* Begin Records *
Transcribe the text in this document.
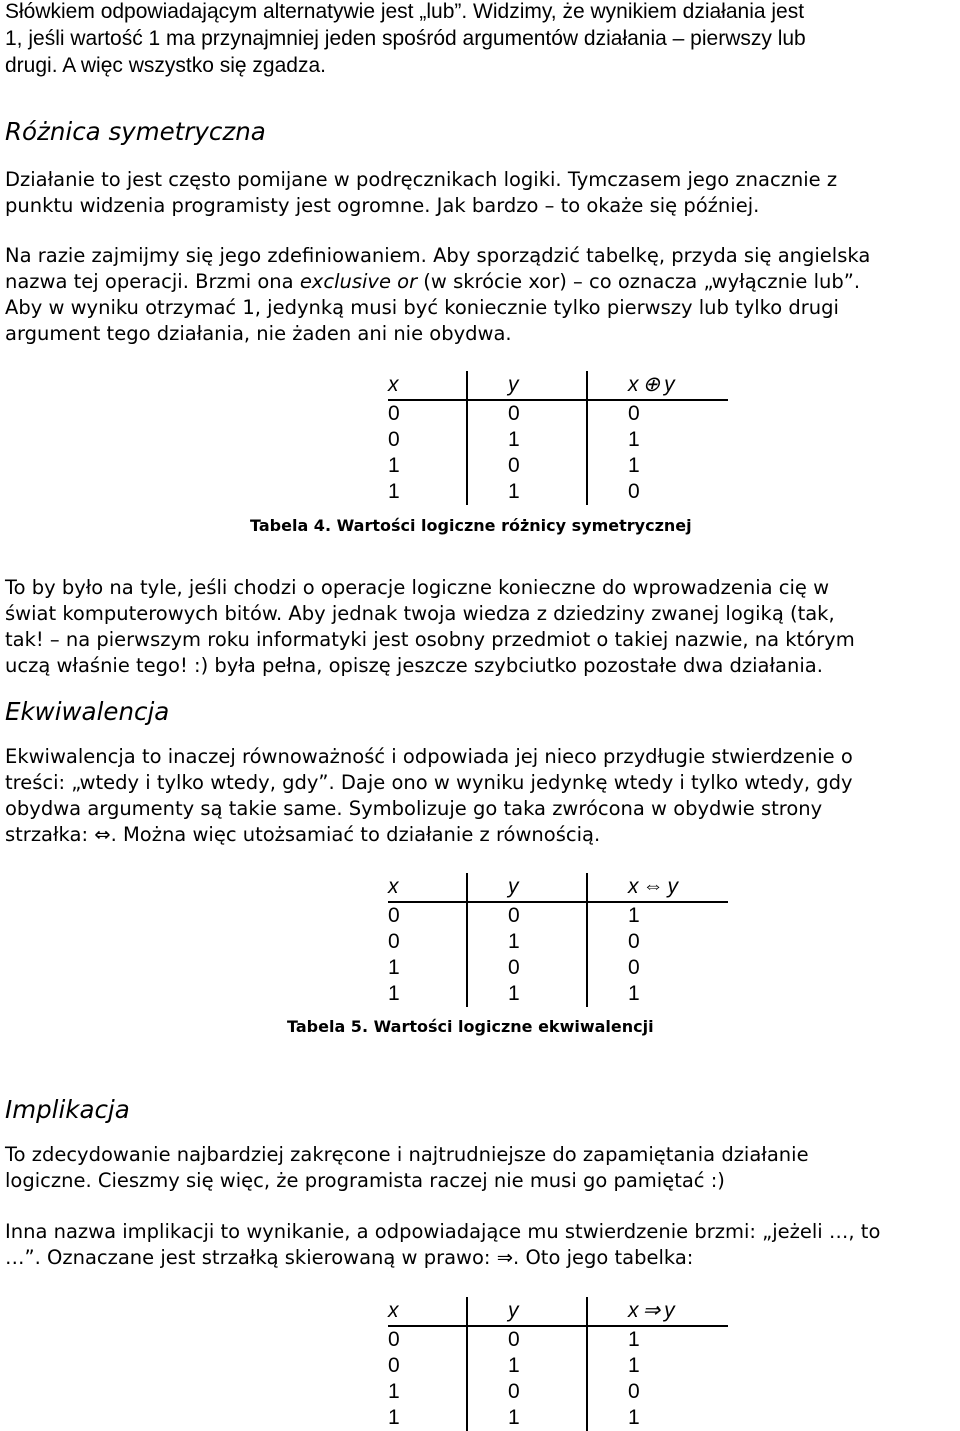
Słówkiem odpowiadającym alternatywie jest „lub”. Widzimy, że wynikiem działania jest
1, jeśli wartość 1 ma przynajmniej jeden spośród argumentów działania – pierwszy lub
drugi. A więc wszystko się zgadza.
Różnica symetryczna
Działanie to jest często pomijane w podręcznikach logiki. Tymczasem jego znacznie z
punktu widzenia programisty jest ogromne. Jak bardzo – to okaże się później.
Na razie zajmijmy się jego zdefiniowaniem. Aby sporządzić tabelkę, przyda się angielska
nazwa tej operacji. Brzmi ona exclusive or (w skrócie xor) – co oznacza „wyłącznie lub”.
Aby w wyniku otrzymać 1, jedynką musi być koniecznie tylko pierwszy lub tylko drugi
argument tego działania, nie żaden ani nie obydwa.
x	y	x ⊕ y
0	0	0
0	1	1
1	0	1
1	1	0
Tabela 4. Wartości logiczne różnicy symetrycznej
To by było na tyle, jeśli chodzi o operacje logiczne konieczne do wprowadzenia cię w
świat komputerowych bitów. Aby jednak twoja wiedza z dziedziny zwanej logiką (tak,
tak! – na pierwszym roku informatyki jest osobny przedmiot o takiej nazwie, na którym
uczą właśnie tego! :) była pełna, opiszę jeszcze szybciutko pozostałe dwa działania.
Ekwiwalencja
Ekwiwalencja to inaczej równoważność i odpowiada jej nieco przydługie stwierdzenie o
treści: „wtedy i tylko wtedy, gdy”. Daje ono w wyniku jedynkę wtedy i tylko wtedy, gdy
obydwa argumenty są takie same. Symbolizuje go taka zwrócona w obydwie strony
strzałka: ⇔. Można więc utożsamiać to działanie z równością.
x	y	x ⇔ y
0	0	1
0	1	0
1	0	0
1	1	1
Tabela 5. Wartości logiczne ekwiwalencji
Implikacja
To zdecydowanie najbardziej zakręcone i najtrudniejsze do zapamiętania działanie
logiczne. Cieszmy się więc, że programista raczej nie musi go pamiętać :)
Inna nazwa implikacji to wynikanie, a odpowiadające mu stwierdzenie brzmi: „jeżeli …, to
…”. Oznaczane jest strzałką skierowaną w prawo: ⇒. Oto jego tabelka:
x	y	x ⇒ y
0	0	1
0	1	1
1	0	0
1	1	1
* End Records *
Every line above should be repeated exactly; pictures stay out of the copy.

Transcribe the text in this document.
Słówkiem odpowiadającym alternatywie jest „lub”. Widzimy, że wynikiem działania jest
1, jeśli wartość 1 ma przynajmniej jeden spośród argumentów działania – pierwszy lub
drugi. A więc wszystko się zgadza.
Różnica symetryczna
Działanie to jest często pomijane w podręcznikach logiki. Tymczasem jego znacznie z
punktu widzenia programisty jest ogromne. Jak bardzo – to okaże się później.
Na razie zajmijmy się jego zdefiniowaniem. Aby sporządzić tabelkę, przyda się angielska
nazwa tej operacji. Brzmi ona exclusive or (w skrócie xor) – co oznacza „wyłącznie lub”.
Aby w wyniku otrzymać 1, jedynką musi być koniecznie tylko pierwszy lub tylko drugi
argument tego działania, nie żaden ani nie obydwa.
x	y	x ⊕ y
0	0	0
0	1	1
1	0	1
1	1	0
Tabela 4. Wartości logiczne różnicy symetrycznej
To by było na tyle, jeśli chodzi o operacje logiczne konieczne do wprowadzenia cię w
świat komputerowych bitów. Aby jednak twoja wiedza z dziedziny zwanej logiką (tak,
tak! – na pierwszym roku informatyki jest osobny przedmiot o takiej nazwie, na którym
uczą właśnie tego! :) była pełna, opiszę jeszcze szybciutko pozostałe dwa działania.
Ekwiwalencja
Ekwiwalencja to inaczej równoważność i odpowiada jej nieco przydługie stwierdzenie o
treści: „wtedy i tylko wtedy, gdy”. Daje ono w wyniku jedynkę wtedy i tylko wtedy, gdy
obydwa argumenty są takie same. Symbolizuje go taka zwrócona w obydwie strony
strzałka: ⇔. Można więc utożsamiać to działanie z równością.
x	y	x ⇔ y
0	0	1
0	1	0
1	0	0
1	1	1
Tabela 5. Wartości logiczne ekwiwalencji
Implikacja
To zdecydowanie najbardziej zakręcone i najtrudniejsze do zapamiętania działanie
logiczne. Cieszmy się więc, że programista raczej nie musi go pamiętać :)
Inna nazwa implikacji to wynikanie, a odpowiadające mu stwierdzenie brzmi: „jeżeli …, to
…”. Oznaczane jest strzałką skierowaną w prawo: ⇒. Oto jego tabelka:
x	y	x ⇒ y
0	0	1
0	1	1
1	0	0
1	1	1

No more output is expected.